§ **WRITTEN INSTRUCTION**
Check each line of the listing below for the string "yerr", and copy the ones that have it.

┄┄┄┄┄┄

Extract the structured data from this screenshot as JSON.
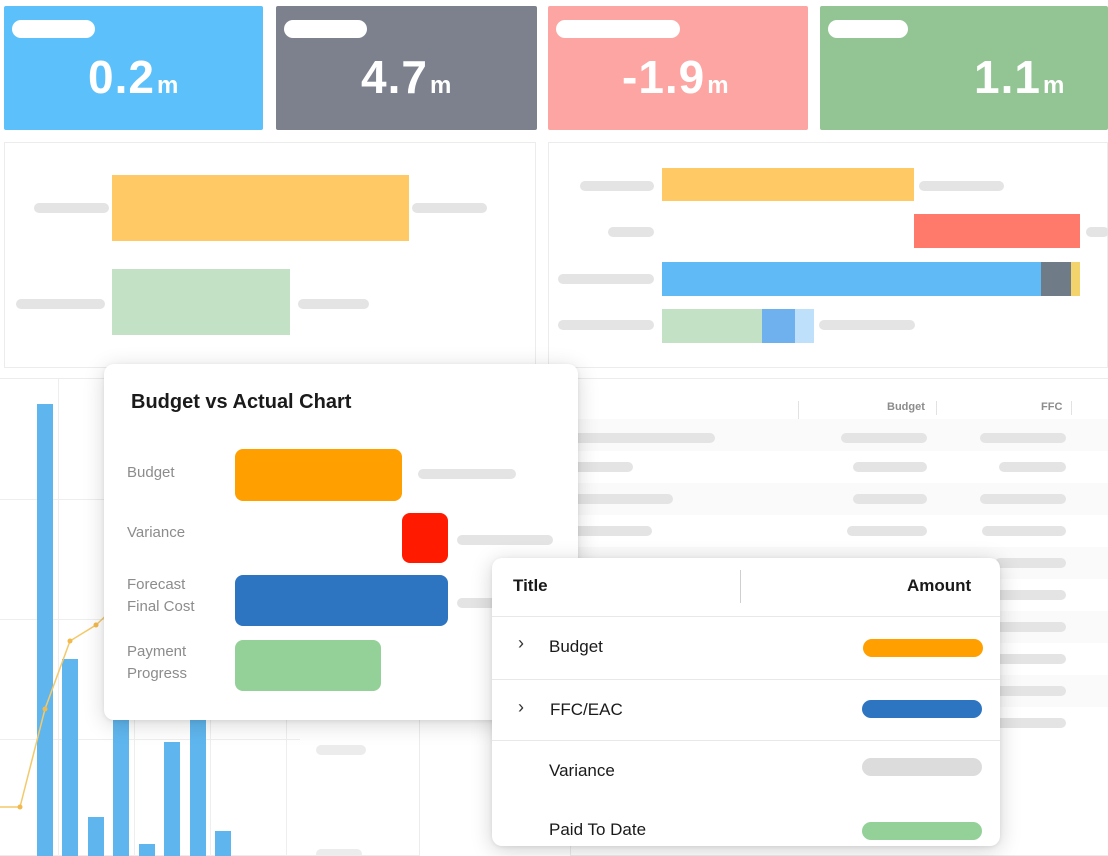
{
  "kpis": [
    {
      "value": "0.2",
      "unit": "m",
      "color": "#5cc0fb"
    },
    {
      "value": "4.7",
      "unit": "m",
      "color": "#7c818d"
    },
    {
      "value": "-1.9",
      "unit": "m",
      "color": "#fca5a2"
    },
    {
      "value": "1.1",
      "unit": "m",
      "color": "#93c594"
    }
  ],
  "background_table": {
    "headers": [
      "Budget",
      "FFC"
    ]
  },
  "budget_chart": {
    "title": "Budget vs Actual Chart",
    "rows": [
      {
        "label": "Budget",
        "color": "#ff9f00"
      },
      {
        "label": "Variance",
        "color": "#ff1a00"
      },
      {
        "label": "Forecast\nFinal Cost",
        "color": "#2d74c1"
      },
      {
        "label": "Payment\nProgress",
        "color": "#93d198"
      }
    ]
  },
  "summary_table": {
    "columns": [
      "Title",
      "Amount"
    ],
    "rows": [
      {
        "title": "Budget",
        "expandable": true,
        "color": "#ff9f00"
      },
      {
        "title": "FFC/EAC",
        "expandable": true,
        "color": "#2d74c1"
      },
      {
        "title": "Variance",
        "expandable": false,
        "color": "#dcdcdc"
      },
      {
        "title": "Paid To Date",
        "expandable": false,
        "color": "#93d198"
      }
    ]
  },
  "colors": {
    "orange_light": "#ffc966",
    "green_light": "#c3e2c5",
    "salmon": "#ff7a6b",
    "blue_light": "#5fbaf5",
    "slate": "#6f7b87",
    "yellow": "#f3d36b"
  }
}
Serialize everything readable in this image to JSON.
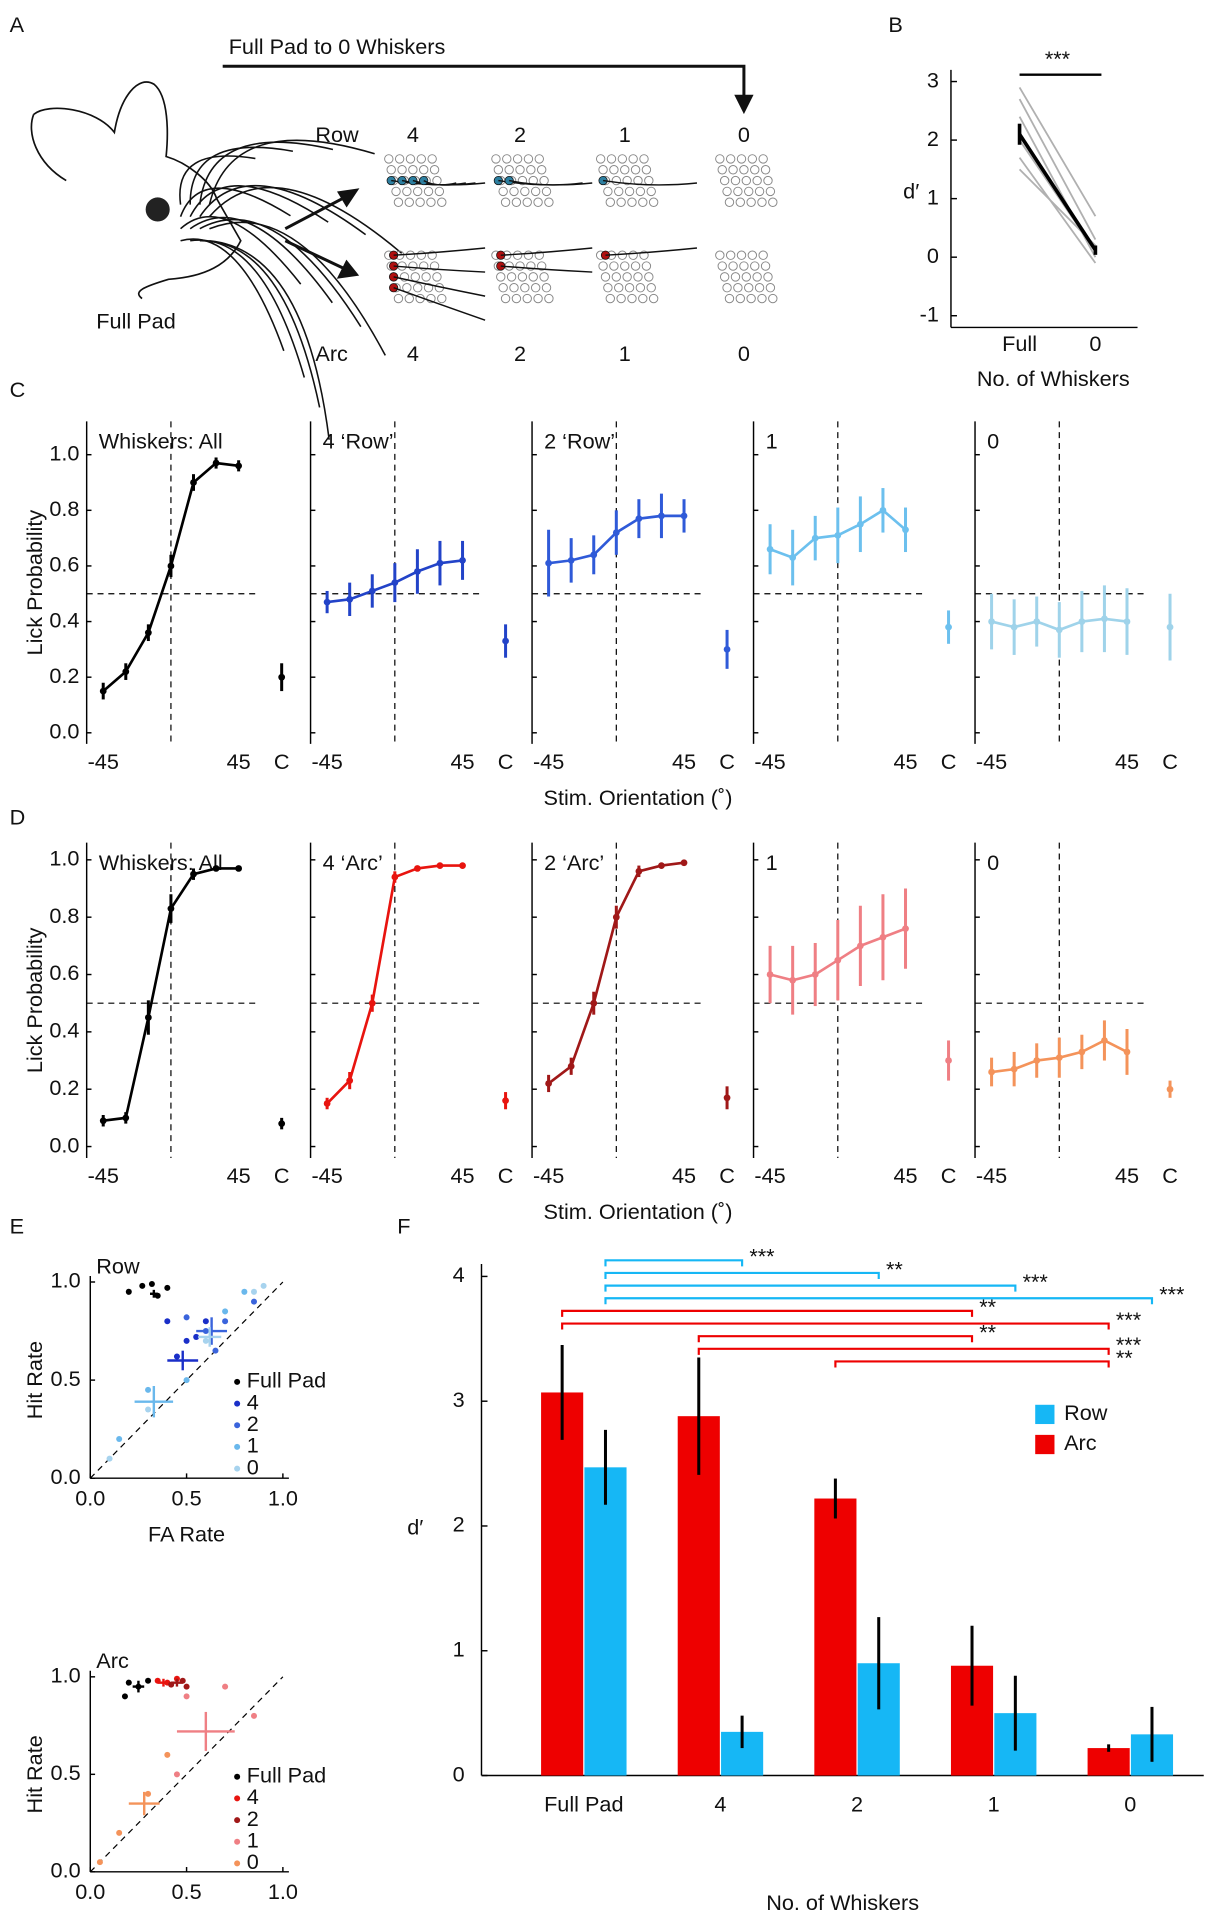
{
  "panel_labels": [
    "A",
    "B",
    "C",
    "D",
    "E",
    "F"
  ],
  "diagram": {
    "title": "Full Pad to 0 Whiskers",
    "row_label": "Row",
    "arc_label": "Arc",
    "row_counts": [
      "4",
      "2",
      "1",
      "0"
    ],
    "arc_counts": [
      "4",
      "2",
      "1",
      "0"
    ],
    "caption": "Full Pad"
  },
  "chart_data": [
    {
      "type": "paired-line",
      "xlabel": "No. of Whiskers",
      "ylabel": "d′",
      "annotation": "***",
      "categories": [
        "Full",
        "0"
      ],
      "ylim": [
        -1.2,
        3.2
      ],
      "yticks": [
        -1,
        0,
        1,
        2,
        3
      ],
      "series": [
        {
          "color": "#b0b0b0",
          "values": [
            2.9,
            0.7
          ]
        },
        {
          "color": "#b0b0b0",
          "values": [
            2.7,
            0.3
          ]
        },
        {
          "color": "#b0b0b0",
          "values": [
            2.4,
            0.0
          ]
        },
        {
          "color": "#b0b0b0",
          "values": [
            2.0,
            0.1
          ]
        },
        {
          "color": "#b0b0b0",
          "values": [
            1.7,
            -0.1
          ]
        },
        {
          "color": "#b0b0b0",
          "values": [
            1.5,
            0.2
          ]
        }
      ],
      "mean": {
        "color": "#000000",
        "values": [
          2.1,
          0.12
        ],
        "errors": [
          0.18,
          0.08
        ]
      }
    },
    {
      "type": "line-panels",
      "xlabel": "Stim. Orientation (˚)",
      "ylabel": "Lick Probability",
      "x": [
        -45,
        -30,
        -15,
        0,
        15,
        30,
        45
      ],
      "xlim": [
        -56,
        56
      ],
      "xticks": [
        -45,
        45
      ],
      "catch_label": "C",
      "ylim": [
        -0.04,
        1.12
      ],
      "yticks": [
        {
          "value": 0,
          "label": "0.0"
        },
        {
          "value": 0.2,
          "label": "0.2"
        },
        {
          "value": 0.4,
          "label": "0.4"
        },
        {
          "value": 0.6,
          "label": "0.6"
        },
        {
          "value": 0.8,
          "label": "0.8"
        },
        {
          "value": 1,
          "label": "1.0"
        }
      ],
      "hline": 0.5,
      "vline": 0,
      "panels": [
        {
          "title": "Whiskers: All",
          "color": "#000000",
          "values": [
            0.15,
            0.22,
            0.36,
            0.6,
            0.9,
            0.97,
            0.96
          ],
          "errors": [
            0.03,
            0.03,
            0.03,
            0.04,
            0.03,
            0.02,
            0.02
          ],
          "catch_value": 0.2,
          "catch_error": 0.05
        },
        {
          "title": "4 ‘Row’",
          "color": "#2243c8",
          "values": [
            0.47,
            0.48,
            0.51,
            0.54,
            0.58,
            0.61,
            0.62
          ],
          "errors": [
            0.04,
            0.06,
            0.06,
            0.07,
            0.08,
            0.08,
            0.07
          ],
          "catch_value": 0.33,
          "catch_error": 0.06
        },
        {
          "title": "2 ‘Row’",
          "color": "#2f5ad8",
          "values": [
            0.61,
            0.62,
            0.64,
            0.72,
            0.77,
            0.78,
            0.78
          ],
          "errors": [
            0.12,
            0.08,
            0.07,
            0.08,
            0.07,
            0.08,
            0.06
          ],
          "catch_value": 0.3,
          "catch_error": 0.07
        },
        {
          "title": "1",
          "color": "#6cc0ee",
          "values": [
            0.66,
            0.63,
            0.7,
            0.71,
            0.75,
            0.8,
            0.73
          ],
          "errors": [
            0.09,
            0.1,
            0.08,
            0.1,
            0.1,
            0.08,
            0.08
          ],
          "catch_value": 0.38,
          "catch_error": 0.06
        },
        {
          "title": "0",
          "color": "#9fd3ea",
          "values": [
            0.4,
            0.38,
            0.4,
            0.37,
            0.4,
            0.41,
            0.4
          ],
          "errors": [
            0.1,
            0.1,
            0.09,
            0.1,
            0.11,
            0.12,
            0.12
          ],
          "catch_value": 0.38,
          "catch_error": 0.12
        }
      ]
    },
    {
      "type": "line-panels",
      "xlabel": "Stim. Orientation (˚)",
      "ylabel": "Lick Probability",
      "x": [
        -45,
        -30,
        -15,
        0,
        15,
        30,
        45
      ],
      "xlim": [
        -56,
        56
      ],
      "xticks": [
        -45,
        45
      ],
      "catch_label": "C",
      "ylim": [
        -0.04,
        1.06
      ],
      "yticks": [
        {
          "value": 0,
          "label": "0.0"
        },
        {
          "value": 0.2,
          "label": "0.2"
        },
        {
          "value": 0.4,
          "label": "0.4"
        },
        {
          "value": 0.6,
          "label": "0.6"
        },
        {
          "value": 0.8,
          "label": "0.8"
        },
        {
          "value": 1,
          "label": "1.0"
        }
      ],
      "hline": 0.5,
      "vline": 0,
      "panels": [
        {
          "title": "Whiskers: All",
          "color": "#000000",
          "values": [
            0.09,
            0.1,
            0.45,
            0.83,
            0.95,
            0.97,
            0.97
          ],
          "errors": [
            0.02,
            0.02,
            0.06,
            0.05,
            0.02,
            0.01,
            0.01
          ],
          "catch_value": 0.08,
          "catch_error": 0.02
        },
        {
          "title": "4 ‘Arc’",
          "color": "#e8140f",
          "values": [
            0.15,
            0.23,
            0.5,
            0.94,
            0.97,
            0.98,
            0.98
          ],
          "errors": [
            0.02,
            0.03,
            0.03,
            0.02,
            0.01,
            0.01,
            0.01
          ],
          "catch_value": 0.16,
          "catch_error": 0.03
        },
        {
          "title": "2 ‘Arc’",
          "color": "#a01818",
          "values": [
            0.22,
            0.28,
            0.5,
            0.8,
            0.96,
            0.98,
            0.99
          ],
          "errors": [
            0.03,
            0.03,
            0.04,
            0.04,
            0.02,
            0.01,
            0.01
          ],
          "catch_value": 0.17,
          "catch_error": 0.04
        },
        {
          "title": "1",
          "color": "#ef7f84",
          "values": [
            0.6,
            0.58,
            0.6,
            0.65,
            0.7,
            0.73,
            0.76
          ],
          "errors": [
            0.1,
            0.12,
            0.11,
            0.14,
            0.14,
            0.15,
            0.14
          ],
          "catch_value": 0.3,
          "catch_error": 0.07
        },
        {
          "title": "0",
          "color": "#f4935a",
          "values": [
            0.26,
            0.27,
            0.3,
            0.31,
            0.33,
            0.37,
            0.33
          ],
          "errors": [
            0.05,
            0.06,
            0.06,
            0.07,
            0.06,
            0.07,
            0.08
          ],
          "catch_value": 0.2,
          "catch_error": 0.03
        }
      ]
    },
    {
      "type": "scatter",
      "title": "Row",
      "xlabel": "FA Rate",
      "ylabel": "Hit Rate",
      "xlim": [
        0,
        1
      ],
      "ylim": [
        0,
        1
      ],
      "xticks": [
        {
          "value": 0,
          "label": "0.0"
        },
        {
          "value": 0.5,
          "label": "0.5"
        },
        {
          "value": 1,
          "label": "1.0"
        }
      ],
      "yticks": [
        {
          "value": 0,
          "label": "0.0"
        },
        {
          "value": 0.5,
          "label": "0.5"
        },
        {
          "value": 1,
          "label": "1.0"
        }
      ],
      "series": [
        {
          "name": "Full Pad",
          "color": "#000000",
          "x": [
            0.2,
            0.27,
            0.32,
            0.4,
            0.35
          ],
          "y": [
            0.95,
            0.98,
            0.99,
            0.97,
            0.93
          ],
          "mean_x": 0.33,
          "mean_y": 0.94,
          "xerr": 0.02,
          "yerr": 0.02
        },
        {
          "name": "4",
          "color": "#1a2fc8",
          "x": [
            0.4,
            0.45,
            0.5,
            0.55,
            0.6
          ],
          "y": [
            0.8,
            0.62,
            0.7,
            0.72,
            0.8
          ],
          "mean_x": 0.48,
          "mean_y": 0.6,
          "xerr": 0.08,
          "yerr": 0.05
        },
        {
          "name": "2",
          "color": "#3a64dc",
          "x": [
            0.5,
            0.6,
            0.7,
            0.65,
            0.85
          ],
          "y": [
            0.82,
            0.75,
            0.8,
            0.65,
            0.9
          ],
          "mean_x": 0.63,
          "mean_y": 0.75,
          "xerr": 0.08,
          "yerr": 0.07
        },
        {
          "name": "1",
          "color": "#6ab8ec",
          "x": [
            0.3,
            0.5,
            0.7,
            0.8,
            0.15
          ],
          "y": [
            0.45,
            0.5,
            0.85,
            0.95,
            0.2
          ],
          "mean_x": 0.33,
          "mean_y": 0.39,
          "xerr": 0.1,
          "yerr": 0.08
        },
        {
          "name": "0",
          "color": "#a7d3ee",
          "x": [
            0.1,
            0.85,
            0.9,
            0.3,
            0.6
          ],
          "y": [
            0.1,
            0.95,
            0.98,
            0.35,
            0.7
          ],
          "mean_x": 0.62,
          "mean_y": 0.72,
          "xerr": 0.06,
          "yerr": 0.05
        }
      ]
    },
    {
      "type": "scatter",
      "title": "Arc",
      "xlabel": "FA Rate",
      "ylabel": "Hit Rate",
      "xlim": [
        0,
        1
      ],
      "ylim": [
        0,
        1
      ],
      "xticks": [
        {
          "value": 0,
          "label": "0.0"
        },
        {
          "value": 0.5,
          "label": "0.5"
        },
        {
          "value": 1,
          "label": "1.0"
        }
      ],
      "yticks": [
        {
          "value": 0,
          "label": "0.0"
        },
        {
          "value": 0.5,
          "label": "0.5"
        },
        {
          "value": 1,
          "label": "1.0"
        }
      ],
      "series": [
        {
          "name": "Full Pad",
          "color": "#000000",
          "x": [
            0.2,
            0.18,
            0.25,
            0.3
          ],
          "y": [
            0.97,
            0.9,
            0.95,
            0.98
          ],
          "mean_x": 0.25,
          "mean_y": 0.95,
          "xerr": 0.03,
          "yerr": 0.03
        },
        {
          "name": "4",
          "color": "#e8140f",
          "x": [
            0.35,
            0.4,
            0.45
          ],
          "y": [
            0.98,
            0.97,
            0.99
          ],
          "mean_x": 0.38,
          "mean_y": 0.97,
          "xerr": 0.03,
          "yerr": 0.02
        },
        {
          "name": "2",
          "color": "#a01818",
          "x": [
            0.42,
            0.48,
            0.5
          ],
          "y": [
            0.96,
            0.98,
            0.95
          ],
          "mean_x": 0.45,
          "mean_y": 0.97,
          "xerr": 0.03,
          "yerr": 0.02
        },
        {
          "name": "1",
          "color": "#ef7f84",
          "x": [
            0.5,
            0.7,
            0.85,
            0.45
          ],
          "y": [
            0.9,
            0.95,
            0.8,
            0.5
          ],
          "mean_x": 0.6,
          "mean_y": 0.72,
          "xerr": 0.15,
          "yerr": 0.1
        },
        {
          "name": "0",
          "color": "#f4935a",
          "x": [
            0.05,
            0.15,
            0.3,
            0.4
          ],
          "y": [
            0.05,
            0.2,
            0.4,
            0.6
          ],
          "mean_x": 0.28,
          "mean_y": 0.35,
          "xerr": 0.08,
          "yerr": 0.06
        }
      ]
    },
    {
      "type": "bar",
      "xlabel": "No. of Whiskers",
      "ylabel": "d′",
      "categories": [
        "Full Pad",
        "4",
        "2",
        "1",
        "0"
      ],
      "ylim": [
        0,
        4.1
      ],
      "yticks": [
        0,
        1,
        2,
        3,
        4
      ],
      "series": [
        {
          "name": "Row",
          "color": "#16b7f5",
          "values": [
            2.47,
            0.35,
            0.9,
            0.5,
            0.33
          ],
          "errors": [
            0.3,
            0.13,
            0.37,
            0.3,
            0.22
          ]
        },
        {
          "name": "Arc",
          "color": "#ee0000",
          "values": [
            3.07,
            2.88,
            2.22,
            0.88,
            0.22
          ],
          "errors": [
            0.38,
            0.47,
            0.16,
            0.32,
            0.03
          ]
        }
      ],
      "brackets": [
        {
          "series": 0,
          "from": 0,
          "to": 1,
          "label": "***"
        },
        {
          "series": 0,
          "from": 0,
          "to": 2,
          "label": "**"
        },
        {
          "series": 0,
          "from": 0,
          "to": 3,
          "label": "***"
        },
        {
          "series": 0,
          "from": 0,
          "to": 4,
          "label": "***"
        },
        {
          "series": 1,
          "from": 0,
          "to": 3,
          "label": "**"
        },
        {
          "series": 1,
          "from": 0,
          "to": 4,
          "label": "***"
        },
        {
          "series": 1,
          "from": 1,
          "to": 3,
          "label": "**"
        },
        {
          "series": 1,
          "from": 1,
          "to": 4,
          "label": "***"
        },
        {
          "series": 1,
          "from": 2,
          "to": 4,
          "label": "**"
        }
      ]
    }
  ]
}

┄┄┄┄┄┄

§ **ANSWER TO THIS PROBLEM**
          "yerr": 0.02
          "yerr": 0.05
          "yerr": 0.07
          "yerr": 0.08
          "yerr": 0.05
          "yerr": 0.03
          "yerr": 0.02
          "yerr": 0.02
          "yerr": 0.1
          "yerr": 0.06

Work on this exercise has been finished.